▶ Problem to work on
Copy every line from the records below that holds the word "proměnné".

>> BEGIN Supplied records

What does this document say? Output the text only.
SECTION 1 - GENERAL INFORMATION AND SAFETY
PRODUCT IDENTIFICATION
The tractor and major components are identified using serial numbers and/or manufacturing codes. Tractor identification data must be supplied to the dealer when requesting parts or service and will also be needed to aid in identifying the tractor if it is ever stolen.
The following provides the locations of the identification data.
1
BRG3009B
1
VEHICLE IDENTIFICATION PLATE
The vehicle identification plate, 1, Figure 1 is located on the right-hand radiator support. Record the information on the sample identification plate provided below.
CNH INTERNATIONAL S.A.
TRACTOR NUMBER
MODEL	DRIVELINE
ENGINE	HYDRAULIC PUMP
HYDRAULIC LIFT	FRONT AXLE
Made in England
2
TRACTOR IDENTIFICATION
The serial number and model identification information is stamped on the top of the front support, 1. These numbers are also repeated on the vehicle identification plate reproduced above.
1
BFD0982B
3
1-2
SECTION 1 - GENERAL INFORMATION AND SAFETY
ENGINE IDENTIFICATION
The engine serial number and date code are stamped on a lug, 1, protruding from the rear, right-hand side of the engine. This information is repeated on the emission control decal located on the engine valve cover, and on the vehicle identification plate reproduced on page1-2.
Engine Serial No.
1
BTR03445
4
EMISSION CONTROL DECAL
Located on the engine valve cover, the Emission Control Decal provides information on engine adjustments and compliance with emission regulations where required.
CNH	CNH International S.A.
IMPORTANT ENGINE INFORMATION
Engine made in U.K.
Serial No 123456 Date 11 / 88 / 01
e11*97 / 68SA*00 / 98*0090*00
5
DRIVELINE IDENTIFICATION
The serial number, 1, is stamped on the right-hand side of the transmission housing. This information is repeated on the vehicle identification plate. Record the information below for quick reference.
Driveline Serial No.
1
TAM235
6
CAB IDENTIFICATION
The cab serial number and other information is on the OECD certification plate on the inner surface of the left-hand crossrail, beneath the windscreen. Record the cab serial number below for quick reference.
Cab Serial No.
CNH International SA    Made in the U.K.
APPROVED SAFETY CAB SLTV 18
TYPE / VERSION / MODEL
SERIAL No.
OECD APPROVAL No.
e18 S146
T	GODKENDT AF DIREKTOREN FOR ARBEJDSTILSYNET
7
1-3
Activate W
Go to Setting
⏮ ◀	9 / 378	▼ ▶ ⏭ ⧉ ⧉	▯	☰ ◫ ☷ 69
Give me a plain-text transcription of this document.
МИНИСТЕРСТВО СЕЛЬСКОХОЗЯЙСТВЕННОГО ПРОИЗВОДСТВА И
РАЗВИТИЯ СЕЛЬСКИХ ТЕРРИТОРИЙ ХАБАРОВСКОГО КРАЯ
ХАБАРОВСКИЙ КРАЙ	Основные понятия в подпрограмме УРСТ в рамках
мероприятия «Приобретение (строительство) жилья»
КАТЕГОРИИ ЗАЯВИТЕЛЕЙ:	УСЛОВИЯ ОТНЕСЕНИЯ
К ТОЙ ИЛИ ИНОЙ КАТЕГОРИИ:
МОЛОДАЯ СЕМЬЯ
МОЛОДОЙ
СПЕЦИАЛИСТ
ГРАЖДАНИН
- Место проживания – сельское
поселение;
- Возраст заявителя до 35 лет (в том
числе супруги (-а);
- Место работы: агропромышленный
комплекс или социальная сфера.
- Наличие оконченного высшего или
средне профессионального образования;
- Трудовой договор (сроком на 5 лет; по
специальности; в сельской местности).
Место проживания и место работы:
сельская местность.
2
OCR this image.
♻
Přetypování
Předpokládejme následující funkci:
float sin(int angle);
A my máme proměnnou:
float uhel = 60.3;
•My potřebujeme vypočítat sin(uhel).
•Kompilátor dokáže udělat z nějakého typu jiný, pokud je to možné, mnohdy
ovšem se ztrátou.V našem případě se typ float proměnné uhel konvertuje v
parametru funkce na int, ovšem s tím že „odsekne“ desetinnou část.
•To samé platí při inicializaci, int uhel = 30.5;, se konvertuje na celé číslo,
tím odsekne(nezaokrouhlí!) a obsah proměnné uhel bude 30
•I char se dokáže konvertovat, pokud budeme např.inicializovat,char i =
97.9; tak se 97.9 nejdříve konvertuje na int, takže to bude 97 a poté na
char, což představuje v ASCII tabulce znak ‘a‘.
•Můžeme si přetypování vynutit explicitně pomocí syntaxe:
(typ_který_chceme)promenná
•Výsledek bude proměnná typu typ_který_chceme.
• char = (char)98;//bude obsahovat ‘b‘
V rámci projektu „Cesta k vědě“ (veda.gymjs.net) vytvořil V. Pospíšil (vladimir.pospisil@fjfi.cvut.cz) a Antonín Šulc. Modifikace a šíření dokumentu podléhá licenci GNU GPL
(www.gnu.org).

>> END Supplied records

▶ Exercise output
ovšem se ztrátou.V našem případě se typ float proměnné uhel konvertuje v
tím odsekne(nezaokrouhlí!) a obsah proměnné uhel bude 30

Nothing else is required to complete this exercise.